[start Stored rows]

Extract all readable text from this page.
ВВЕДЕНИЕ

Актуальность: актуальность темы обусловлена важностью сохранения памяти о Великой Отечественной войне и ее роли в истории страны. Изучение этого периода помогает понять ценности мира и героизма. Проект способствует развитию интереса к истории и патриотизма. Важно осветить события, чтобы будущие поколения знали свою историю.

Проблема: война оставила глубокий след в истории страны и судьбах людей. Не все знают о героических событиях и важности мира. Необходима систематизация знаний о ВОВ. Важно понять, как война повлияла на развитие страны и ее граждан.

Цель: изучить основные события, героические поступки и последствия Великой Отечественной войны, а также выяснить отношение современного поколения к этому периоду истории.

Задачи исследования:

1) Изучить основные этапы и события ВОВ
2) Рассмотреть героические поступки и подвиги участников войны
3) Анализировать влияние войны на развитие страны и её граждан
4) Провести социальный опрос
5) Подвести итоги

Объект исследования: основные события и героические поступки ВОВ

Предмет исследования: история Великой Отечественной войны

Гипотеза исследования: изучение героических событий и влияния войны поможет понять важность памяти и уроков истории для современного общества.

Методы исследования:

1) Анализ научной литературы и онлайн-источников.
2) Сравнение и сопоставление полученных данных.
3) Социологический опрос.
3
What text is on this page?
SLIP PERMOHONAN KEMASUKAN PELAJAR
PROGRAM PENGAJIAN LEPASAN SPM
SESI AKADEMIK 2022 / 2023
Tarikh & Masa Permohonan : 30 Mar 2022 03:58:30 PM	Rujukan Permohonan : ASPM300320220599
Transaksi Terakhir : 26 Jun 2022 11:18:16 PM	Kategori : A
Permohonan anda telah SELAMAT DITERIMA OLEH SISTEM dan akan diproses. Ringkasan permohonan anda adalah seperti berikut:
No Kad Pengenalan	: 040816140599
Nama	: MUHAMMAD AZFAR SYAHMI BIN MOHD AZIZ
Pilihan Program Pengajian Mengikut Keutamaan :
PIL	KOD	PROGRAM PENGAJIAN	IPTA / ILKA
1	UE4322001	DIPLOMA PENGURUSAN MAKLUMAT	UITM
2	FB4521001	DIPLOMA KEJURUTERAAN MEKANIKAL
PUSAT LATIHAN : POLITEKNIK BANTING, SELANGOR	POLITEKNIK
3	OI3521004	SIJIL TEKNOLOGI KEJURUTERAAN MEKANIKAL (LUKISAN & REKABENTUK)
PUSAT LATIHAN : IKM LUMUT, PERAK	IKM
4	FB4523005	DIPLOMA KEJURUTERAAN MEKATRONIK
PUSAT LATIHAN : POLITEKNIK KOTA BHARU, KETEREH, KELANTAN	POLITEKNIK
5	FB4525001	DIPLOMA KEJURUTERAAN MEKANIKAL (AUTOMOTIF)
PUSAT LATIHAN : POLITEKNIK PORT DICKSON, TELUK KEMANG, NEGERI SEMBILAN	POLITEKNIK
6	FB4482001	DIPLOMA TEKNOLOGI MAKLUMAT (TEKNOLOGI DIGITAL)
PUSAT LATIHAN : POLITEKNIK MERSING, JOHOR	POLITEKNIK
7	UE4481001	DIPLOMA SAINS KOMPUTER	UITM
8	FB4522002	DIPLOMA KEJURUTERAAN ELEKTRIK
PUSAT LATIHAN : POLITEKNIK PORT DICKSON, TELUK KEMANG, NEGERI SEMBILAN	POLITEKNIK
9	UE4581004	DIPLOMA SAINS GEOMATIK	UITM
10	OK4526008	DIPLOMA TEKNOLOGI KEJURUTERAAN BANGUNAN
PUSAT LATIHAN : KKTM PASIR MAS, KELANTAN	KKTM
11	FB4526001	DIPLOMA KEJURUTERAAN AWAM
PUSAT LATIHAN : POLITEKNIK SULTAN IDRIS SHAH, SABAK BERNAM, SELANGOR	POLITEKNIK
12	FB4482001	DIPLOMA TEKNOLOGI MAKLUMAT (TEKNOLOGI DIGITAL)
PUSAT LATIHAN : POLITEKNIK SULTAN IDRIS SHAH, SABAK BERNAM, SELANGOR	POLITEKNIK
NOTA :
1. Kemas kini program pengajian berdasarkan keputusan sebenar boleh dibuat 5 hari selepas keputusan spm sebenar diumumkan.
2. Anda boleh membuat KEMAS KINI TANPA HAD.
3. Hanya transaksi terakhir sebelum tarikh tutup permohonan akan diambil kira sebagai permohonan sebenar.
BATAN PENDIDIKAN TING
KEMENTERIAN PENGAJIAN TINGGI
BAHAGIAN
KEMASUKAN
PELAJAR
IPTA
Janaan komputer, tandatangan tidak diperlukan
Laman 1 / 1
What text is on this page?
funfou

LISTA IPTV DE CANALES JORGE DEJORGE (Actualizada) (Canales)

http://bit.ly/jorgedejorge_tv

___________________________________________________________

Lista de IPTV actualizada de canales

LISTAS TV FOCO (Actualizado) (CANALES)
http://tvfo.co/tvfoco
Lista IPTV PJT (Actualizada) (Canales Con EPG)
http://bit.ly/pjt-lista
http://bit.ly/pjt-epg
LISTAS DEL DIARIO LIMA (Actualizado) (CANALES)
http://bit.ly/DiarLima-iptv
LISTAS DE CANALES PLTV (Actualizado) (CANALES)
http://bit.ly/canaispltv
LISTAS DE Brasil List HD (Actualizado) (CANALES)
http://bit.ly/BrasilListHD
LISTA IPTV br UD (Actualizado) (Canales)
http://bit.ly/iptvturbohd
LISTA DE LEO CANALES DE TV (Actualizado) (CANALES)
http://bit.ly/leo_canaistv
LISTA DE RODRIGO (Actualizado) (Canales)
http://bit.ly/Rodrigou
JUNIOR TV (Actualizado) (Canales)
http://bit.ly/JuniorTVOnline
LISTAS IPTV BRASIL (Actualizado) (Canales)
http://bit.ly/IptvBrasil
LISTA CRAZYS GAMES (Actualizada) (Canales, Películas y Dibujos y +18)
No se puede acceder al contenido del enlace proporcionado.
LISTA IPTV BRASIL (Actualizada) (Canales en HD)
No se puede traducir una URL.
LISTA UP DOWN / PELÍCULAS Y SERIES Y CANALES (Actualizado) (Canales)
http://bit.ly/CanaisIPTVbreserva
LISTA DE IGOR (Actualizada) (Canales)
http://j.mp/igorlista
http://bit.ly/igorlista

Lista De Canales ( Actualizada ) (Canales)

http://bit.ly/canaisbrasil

[end Stored rows]

**Your task**
Write every entry out again exactly.

**Reply to the exercise**
Extract all readable text from this page.
ВВЕДЕНИЕ

Актуальность: актуальность темы обусловлена важностью сохранения памяти о Великой Отечественной войне и ее роли в истории страны. Изучение этого периода помогает понять ценности мира и героизма. Проект способствует развитию интереса к истории и патриотизма. Важно осветить события, чтобы будущие поколения знали свою историю.

Проблема: война оставила глубокий след в истории страны и судьбах людей. Не все знают о героических событиях и важности мира. Необходима систематизация знаний о ВОВ. Важно понять, как война повлияла на развитие страны и ее граждан.

Цель: изучить основные события, героические поступки и последствия Великой Отечественной войны, а также выяснить отношение современного поколения к этому периоду истории.

Задачи исследования:

1) Изучить основные этапы и события ВОВ
2) Рассмотреть героические поступки и подвиги участников войны
3) Анализировать влияние войны на развитие страны и её граждан
4) Провести социальный опрос
5) Подвести итоги

Объект исследования: основные события и героические поступки ВОВ

Предмет исследования: история Великой Отечественной войны

Гипотеза исследования: изучение героических событий и влияния войны поможет понять важность памяти и уроков истории для современного общества.

Методы исследования:

1) Анализ научной литературы и онлайн-источников.
2) Сравнение и сопоставление полученных данных.
3) Социологический опрос.
3
What text is on this page?
SLIP PERMOHONAN KEMASUKAN PELAJAR
PROGRAM PENGAJIAN LEPASAN SPM
SESI AKADEMIK 2022 / 2023
Tarikh & Masa Permohonan : 30 Mar 2022 03:58:30 PM	Rujukan Permohonan : ASPM300320220599
Transaksi Terakhir : 26 Jun 2022 11:18:16 PM	Kategori : A
Permohonan anda telah SELAMAT DITERIMA OLEH SISTEM dan akan diproses. Ringkasan permohonan anda adalah seperti berikut:
No Kad Pengenalan	: 040816140599
Nama	: MUHAMMAD AZFAR SYAHMI BIN MOHD AZIZ
Pilihan Program Pengajian Mengikut Keutamaan :
PIL	KOD	PROGRAM PENGAJIAN	IPTA / ILKA
1	UE4322001	DIPLOMA PENGURUSAN MAKLUMAT	UITM
2	FB4521001	DIPLOMA KEJURUTERAAN MEKANIKAL
PUSAT LATIHAN : POLITEKNIK BANTING, SELANGOR	POLITEKNIK
3	OI3521004	SIJIL TEKNOLOGI KEJURUTERAAN MEKANIKAL (LUKISAN & REKABENTUK)
PUSAT LATIHAN : IKM LUMUT, PERAK	IKM
4	FB4523005	DIPLOMA KEJURUTERAAN MEKATRONIK
PUSAT LATIHAN : POLITEKNIK KOTA BHARU, KETEREH, KELANTAN	POLITEKNIK
5	FB4525001	DIPLOMA KEJURUTERAAN MEKANIKAL (AUTOMOTIF)
PUSAT LATIHAN : POLITEKNIK PORT DICKSON, TELUK KEMANG, NEGERI SEMBILAN	POLITEKNIK
6	FB4482001	DIPLOMA TEKNOLOGI MAKLUMAT (TEKNOLOGI DIGITAL)
PUSAT LATIHAN : POLITEKNIK MERSING, JOHOR	POLITEKNIK
7	UE4481001	DIPLOMA SAINS KOMPUTER	UITM
8	FB4522002	DIPLOMA KEJURUTERAAN ELEKTRIK
PUSAT LATIHAN : POLITEKNIK PORT DICKSON, TELUK KEMANG, NEGERI SEMBILAN	POLITEKNIK
9	UE4581004	DIPLOMA SAINS GEOMATIK	UITM
10	OK4526008	DIPLOMA TEKNOLOGI KEJURUTERAAN BANGUNAN
PUSAT LATIHAN : KKTM PASIR MAS, KELANTAN	KKTM
11	FB4526001	DIPLOMA KEJURUTERAAN AWAM
PUSAT LATIHAN : POLITEKNIK SULTAN IDRIS SHAH, SABAK BERNAM, SELANGOR	POLITEKNIK
12	FB4482001	DIPLOMA TEKNOLOGI MAKLUMAT (TEKNOLOGI DIGITAL)
PUSAT LATIHAN : POLITEKNIK SULTAN IDRIS SHAH, SABAK BERNAM, SELANGOR	POLITEKNIK
NOTA :
1. Kemas kini program pengajian berdasarkan keputusan sebenar boleh dibuat 5 hari selepas keputusan spm sebenar diumumkan.
2. Anda boleh membuat KEMAS KINI TANPA HAD.
3. Hanya transaksi terakhir sebelum tarikh tutup permohonan akan diambil kira sebagai permohonan sebenar.
BATAN PENDIDIKAN TING
KEMENTERIAN PENGAJIAN TINGGI
BAHAGIAN
KEMASUKAN
PELAJAR
IPTA
Janaan komputer, tandatangan tidak diperlukan
Laman 1 / 1
What text is on this page?
funfou

LISTA IPTV DE CANALES JORGE DEJORGE (Actualizada) (Canales)

http://bit.ly/jorgedejorge_tv

___________________________________________________________

Lista de IPTV actualizada de canales

LISTAS TV FOCO (Actualizado) (CANALES)
http://tvfo.co/tvfoco
Lista IPTV PJT (Actualizada) (Canales Con EPG)
http://bit.ly/pjt-lista
http://bit.ly/pjt-epg
LISTAS DEL DIARIO LIMA (Actualizado) (CANALES)
http://bit.ly/DiarLima-iptv
LISTAS DE CANALES PLTV (Actualizado) (CANALES)
http://bit.ly/canaispltv
LISTAS DE Brasil List HD (Actualizado) (CANALES)
http://bit.ly/BrasilListHD
LISTA IPTV br UD (Actualizado) (Canales)
http://bit.ly/iptvturbohd
LISTA DE LEO CANALES DE TV (Actualizado) (CANALES)
http://bit.ly/leo_canaistv
LISTA DE RODRIGO (Actualizado) (Canales)
http://bit.ly/Rodrigou
JUNIOR TV (Actualizado) (Canales)
http://bit.ly/JuniorTVOnline
LISTAS IPTV BRASIL (Actualizado) (Canales)
http://bit.ly/IptvBrasil
LISTA CRAZYS GAMES (Actualizada) (Canales, Películas y Dibujos y +18)
No se puede acceder al contenido del enlace proporcionado.
LISTA IPTV BRASIL (Actualizada) (Canales en HD)
No se puede traducir una URL.
LISTA UP DOWN / PELÍCULAS Y SERIES Y CANALES (Actualizado) (Canales)
http://bit.ly/CanaisIPTVbreserva
LISTA DE IGOR (Actualizada) (Canales)
http://j.mp/igorlista
http://bit.ly/igorlista

Lista De Canales ( Actualizada ) (Canales)

http://bit.ly/canaisbrasil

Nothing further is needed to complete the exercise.